» **The request**:
Locate the word "Remunerações" in the entries below, then gather every line that holds it.

» **Data supplied**:
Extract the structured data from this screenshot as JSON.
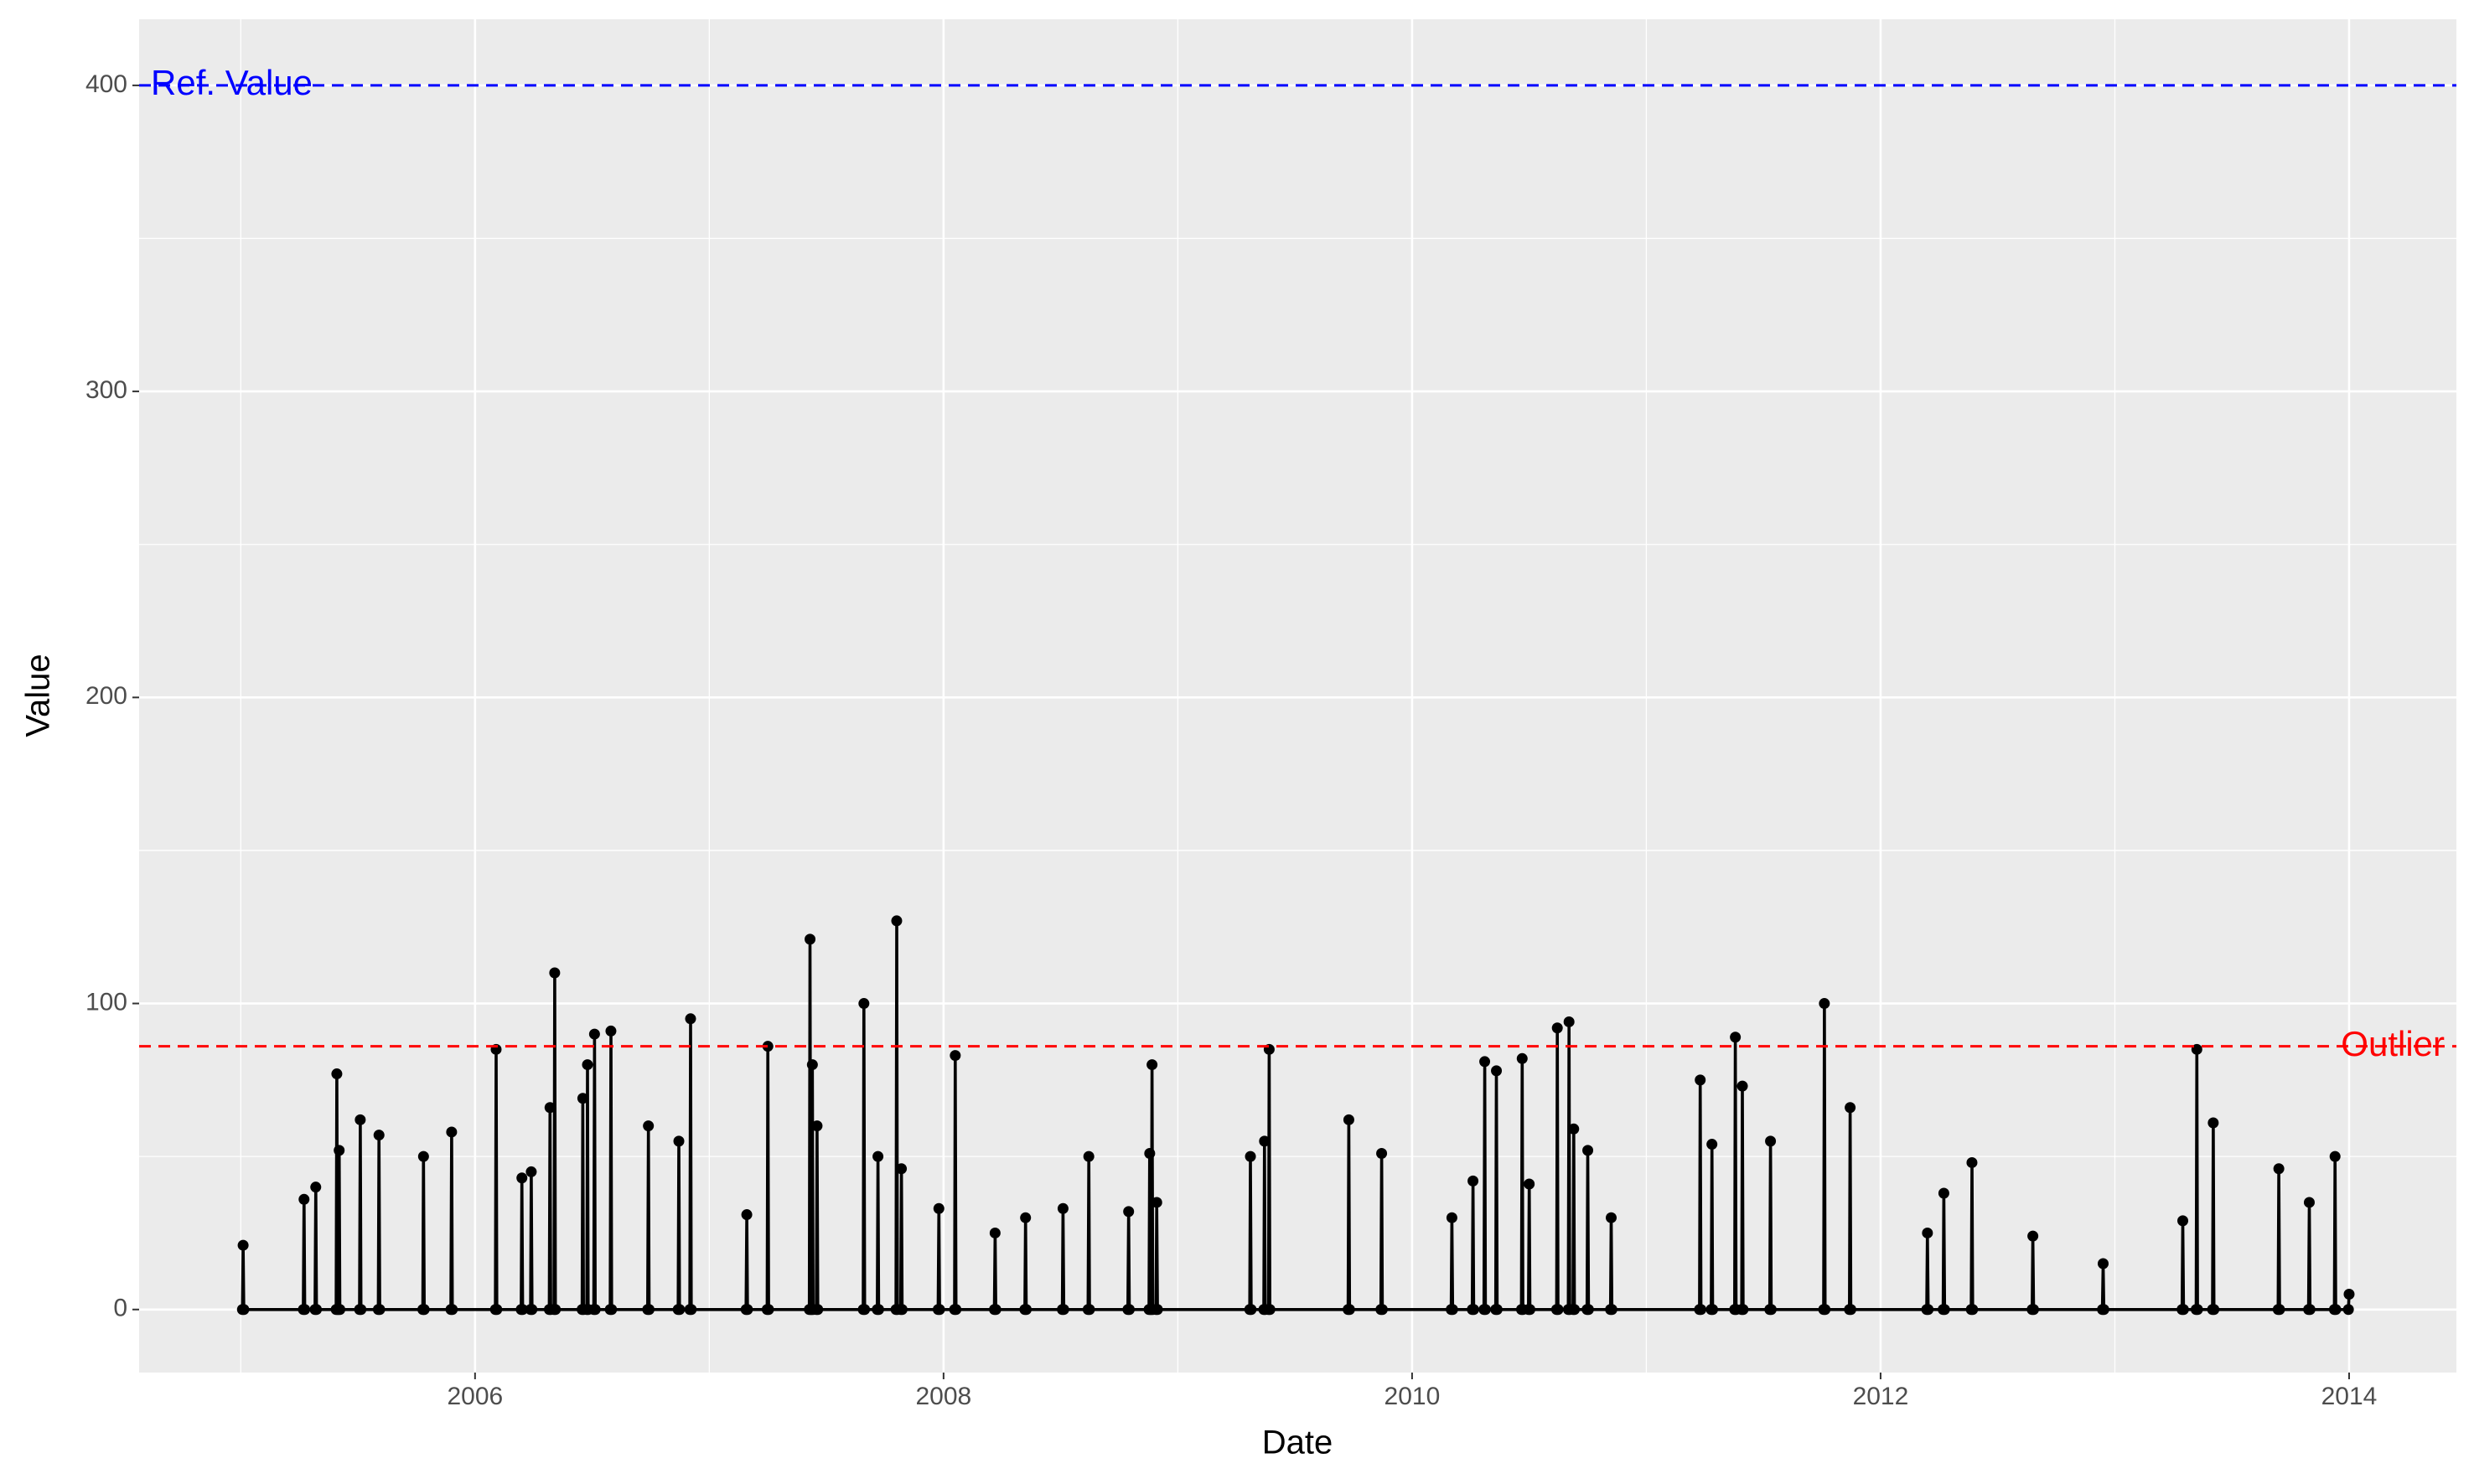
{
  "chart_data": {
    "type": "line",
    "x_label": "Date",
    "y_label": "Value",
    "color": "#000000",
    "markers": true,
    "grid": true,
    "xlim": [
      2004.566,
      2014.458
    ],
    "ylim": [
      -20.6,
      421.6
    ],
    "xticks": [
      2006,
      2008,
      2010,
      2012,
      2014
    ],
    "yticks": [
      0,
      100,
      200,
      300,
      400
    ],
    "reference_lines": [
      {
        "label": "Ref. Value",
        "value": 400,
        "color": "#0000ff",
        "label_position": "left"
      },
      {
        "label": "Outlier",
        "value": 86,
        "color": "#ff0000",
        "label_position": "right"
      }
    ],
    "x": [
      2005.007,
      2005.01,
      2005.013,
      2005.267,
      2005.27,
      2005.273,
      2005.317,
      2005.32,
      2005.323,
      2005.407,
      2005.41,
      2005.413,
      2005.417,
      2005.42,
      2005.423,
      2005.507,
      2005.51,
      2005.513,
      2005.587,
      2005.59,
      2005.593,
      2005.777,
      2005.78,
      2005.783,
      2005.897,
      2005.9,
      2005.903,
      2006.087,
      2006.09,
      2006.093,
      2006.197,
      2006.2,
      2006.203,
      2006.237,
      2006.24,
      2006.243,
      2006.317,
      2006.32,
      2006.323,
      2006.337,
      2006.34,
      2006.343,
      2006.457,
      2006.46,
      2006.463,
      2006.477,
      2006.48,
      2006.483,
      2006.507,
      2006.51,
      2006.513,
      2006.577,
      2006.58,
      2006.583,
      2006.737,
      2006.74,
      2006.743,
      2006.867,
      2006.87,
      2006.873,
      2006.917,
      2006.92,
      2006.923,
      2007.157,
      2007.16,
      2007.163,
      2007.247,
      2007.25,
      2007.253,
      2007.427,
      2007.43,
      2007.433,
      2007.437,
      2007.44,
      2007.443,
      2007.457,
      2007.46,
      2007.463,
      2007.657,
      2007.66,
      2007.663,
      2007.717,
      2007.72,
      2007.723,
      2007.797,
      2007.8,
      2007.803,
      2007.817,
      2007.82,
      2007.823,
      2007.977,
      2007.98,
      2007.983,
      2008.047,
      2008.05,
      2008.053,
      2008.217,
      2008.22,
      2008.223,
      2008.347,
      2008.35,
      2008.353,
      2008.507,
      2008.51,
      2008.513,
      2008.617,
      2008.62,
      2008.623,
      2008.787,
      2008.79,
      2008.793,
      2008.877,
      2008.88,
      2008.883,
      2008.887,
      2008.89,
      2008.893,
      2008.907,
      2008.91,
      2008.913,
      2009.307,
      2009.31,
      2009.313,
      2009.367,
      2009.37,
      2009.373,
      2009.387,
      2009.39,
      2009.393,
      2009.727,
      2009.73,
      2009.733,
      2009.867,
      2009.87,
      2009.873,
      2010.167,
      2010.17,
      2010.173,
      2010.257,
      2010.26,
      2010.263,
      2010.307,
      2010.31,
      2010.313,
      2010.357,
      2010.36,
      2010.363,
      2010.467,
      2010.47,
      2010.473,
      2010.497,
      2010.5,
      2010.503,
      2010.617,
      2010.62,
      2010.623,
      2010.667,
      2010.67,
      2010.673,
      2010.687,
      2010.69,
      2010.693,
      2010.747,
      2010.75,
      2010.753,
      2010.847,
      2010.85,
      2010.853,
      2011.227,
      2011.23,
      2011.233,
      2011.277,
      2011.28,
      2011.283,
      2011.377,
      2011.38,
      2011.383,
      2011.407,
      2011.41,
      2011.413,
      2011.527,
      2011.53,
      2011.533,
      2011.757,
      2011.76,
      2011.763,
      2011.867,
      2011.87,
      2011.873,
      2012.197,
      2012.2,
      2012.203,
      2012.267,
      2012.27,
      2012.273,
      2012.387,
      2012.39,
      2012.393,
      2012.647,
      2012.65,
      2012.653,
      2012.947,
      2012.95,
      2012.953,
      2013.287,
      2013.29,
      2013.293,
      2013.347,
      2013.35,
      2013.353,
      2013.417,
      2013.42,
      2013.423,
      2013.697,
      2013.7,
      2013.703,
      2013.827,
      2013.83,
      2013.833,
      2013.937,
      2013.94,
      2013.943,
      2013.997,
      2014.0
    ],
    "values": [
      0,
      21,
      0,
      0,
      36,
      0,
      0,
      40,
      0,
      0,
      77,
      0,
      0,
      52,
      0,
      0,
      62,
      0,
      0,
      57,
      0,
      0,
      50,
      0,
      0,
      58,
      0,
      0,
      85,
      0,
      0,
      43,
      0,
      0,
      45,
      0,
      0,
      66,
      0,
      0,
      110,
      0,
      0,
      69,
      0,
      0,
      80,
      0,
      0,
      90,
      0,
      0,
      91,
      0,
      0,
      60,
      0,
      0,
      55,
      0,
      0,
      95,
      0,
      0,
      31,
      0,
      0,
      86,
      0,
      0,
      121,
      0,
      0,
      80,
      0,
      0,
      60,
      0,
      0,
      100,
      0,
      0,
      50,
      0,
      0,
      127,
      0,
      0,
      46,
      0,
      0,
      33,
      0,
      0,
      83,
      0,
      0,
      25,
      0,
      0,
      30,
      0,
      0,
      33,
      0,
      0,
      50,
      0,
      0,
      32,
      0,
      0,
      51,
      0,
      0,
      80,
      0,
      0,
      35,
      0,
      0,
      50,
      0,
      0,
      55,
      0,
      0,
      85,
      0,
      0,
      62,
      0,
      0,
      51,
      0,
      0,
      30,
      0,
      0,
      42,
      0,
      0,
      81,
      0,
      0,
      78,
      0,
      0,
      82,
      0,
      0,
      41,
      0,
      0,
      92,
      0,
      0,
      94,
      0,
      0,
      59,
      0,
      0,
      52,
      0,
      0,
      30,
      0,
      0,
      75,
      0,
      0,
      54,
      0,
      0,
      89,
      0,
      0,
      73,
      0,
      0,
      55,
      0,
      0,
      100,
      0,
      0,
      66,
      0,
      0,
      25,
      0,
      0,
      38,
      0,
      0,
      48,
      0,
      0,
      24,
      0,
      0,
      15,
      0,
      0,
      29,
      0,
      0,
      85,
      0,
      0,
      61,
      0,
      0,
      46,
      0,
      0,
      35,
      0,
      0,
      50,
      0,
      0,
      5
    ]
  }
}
---
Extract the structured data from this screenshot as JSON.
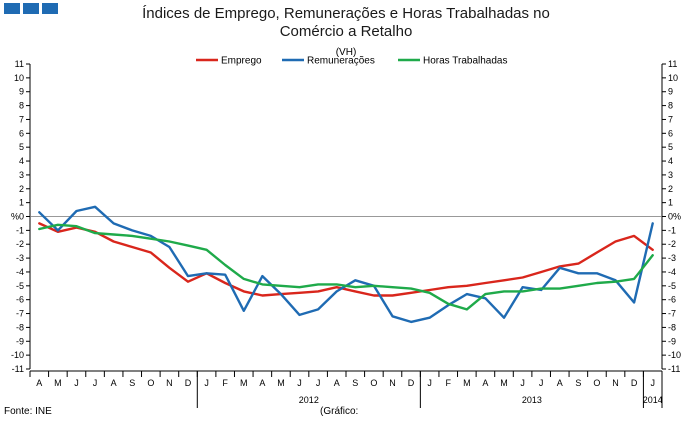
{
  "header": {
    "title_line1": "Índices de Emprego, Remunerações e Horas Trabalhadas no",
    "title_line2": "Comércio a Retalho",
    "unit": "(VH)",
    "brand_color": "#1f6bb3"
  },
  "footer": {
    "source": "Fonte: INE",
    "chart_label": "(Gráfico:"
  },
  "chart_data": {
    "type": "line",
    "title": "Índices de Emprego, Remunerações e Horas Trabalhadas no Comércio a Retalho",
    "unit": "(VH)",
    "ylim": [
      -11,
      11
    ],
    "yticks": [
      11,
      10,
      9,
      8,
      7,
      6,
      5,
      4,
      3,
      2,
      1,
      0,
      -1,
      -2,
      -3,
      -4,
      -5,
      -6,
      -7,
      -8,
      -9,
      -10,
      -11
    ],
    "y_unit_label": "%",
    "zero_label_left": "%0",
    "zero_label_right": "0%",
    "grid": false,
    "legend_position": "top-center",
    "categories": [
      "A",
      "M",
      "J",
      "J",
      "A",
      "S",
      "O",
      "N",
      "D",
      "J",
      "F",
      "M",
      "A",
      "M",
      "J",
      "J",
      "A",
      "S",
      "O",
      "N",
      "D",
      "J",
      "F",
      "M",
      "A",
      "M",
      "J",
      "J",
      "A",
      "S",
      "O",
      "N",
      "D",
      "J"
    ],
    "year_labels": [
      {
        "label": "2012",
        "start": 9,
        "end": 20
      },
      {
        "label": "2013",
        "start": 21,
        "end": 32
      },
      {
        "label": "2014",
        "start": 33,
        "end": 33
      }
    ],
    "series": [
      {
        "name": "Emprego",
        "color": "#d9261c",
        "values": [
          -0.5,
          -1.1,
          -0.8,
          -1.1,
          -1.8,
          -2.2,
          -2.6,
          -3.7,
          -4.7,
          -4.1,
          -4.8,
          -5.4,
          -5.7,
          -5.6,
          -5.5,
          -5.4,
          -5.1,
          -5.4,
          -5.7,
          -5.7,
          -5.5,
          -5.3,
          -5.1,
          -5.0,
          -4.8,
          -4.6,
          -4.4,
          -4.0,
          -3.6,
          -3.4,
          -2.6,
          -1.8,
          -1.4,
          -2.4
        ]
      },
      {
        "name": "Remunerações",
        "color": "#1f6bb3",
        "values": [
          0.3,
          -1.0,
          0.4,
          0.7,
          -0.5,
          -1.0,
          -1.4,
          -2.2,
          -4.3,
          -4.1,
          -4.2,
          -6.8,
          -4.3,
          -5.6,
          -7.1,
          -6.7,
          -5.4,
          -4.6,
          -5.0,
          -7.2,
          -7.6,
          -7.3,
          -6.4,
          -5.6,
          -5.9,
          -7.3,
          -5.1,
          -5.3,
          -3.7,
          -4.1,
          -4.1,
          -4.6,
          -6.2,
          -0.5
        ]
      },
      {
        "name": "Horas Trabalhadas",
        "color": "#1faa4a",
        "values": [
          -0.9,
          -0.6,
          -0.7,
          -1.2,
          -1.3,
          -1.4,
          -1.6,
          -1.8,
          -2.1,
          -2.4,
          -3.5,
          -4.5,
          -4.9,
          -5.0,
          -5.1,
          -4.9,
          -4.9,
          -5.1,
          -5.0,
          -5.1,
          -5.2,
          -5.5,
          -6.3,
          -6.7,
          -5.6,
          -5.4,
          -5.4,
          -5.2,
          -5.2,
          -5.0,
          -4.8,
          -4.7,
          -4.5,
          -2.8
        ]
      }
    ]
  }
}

» **Solution to this task**:
    "title_line1": "Índices de Emprego, Remunerações e Horas Trabalhadas no",
    "title": "Índices de Emprego, Remunerações e Horas Trabalhadas no Comércio a Retalho",
        "name": "Remunerações",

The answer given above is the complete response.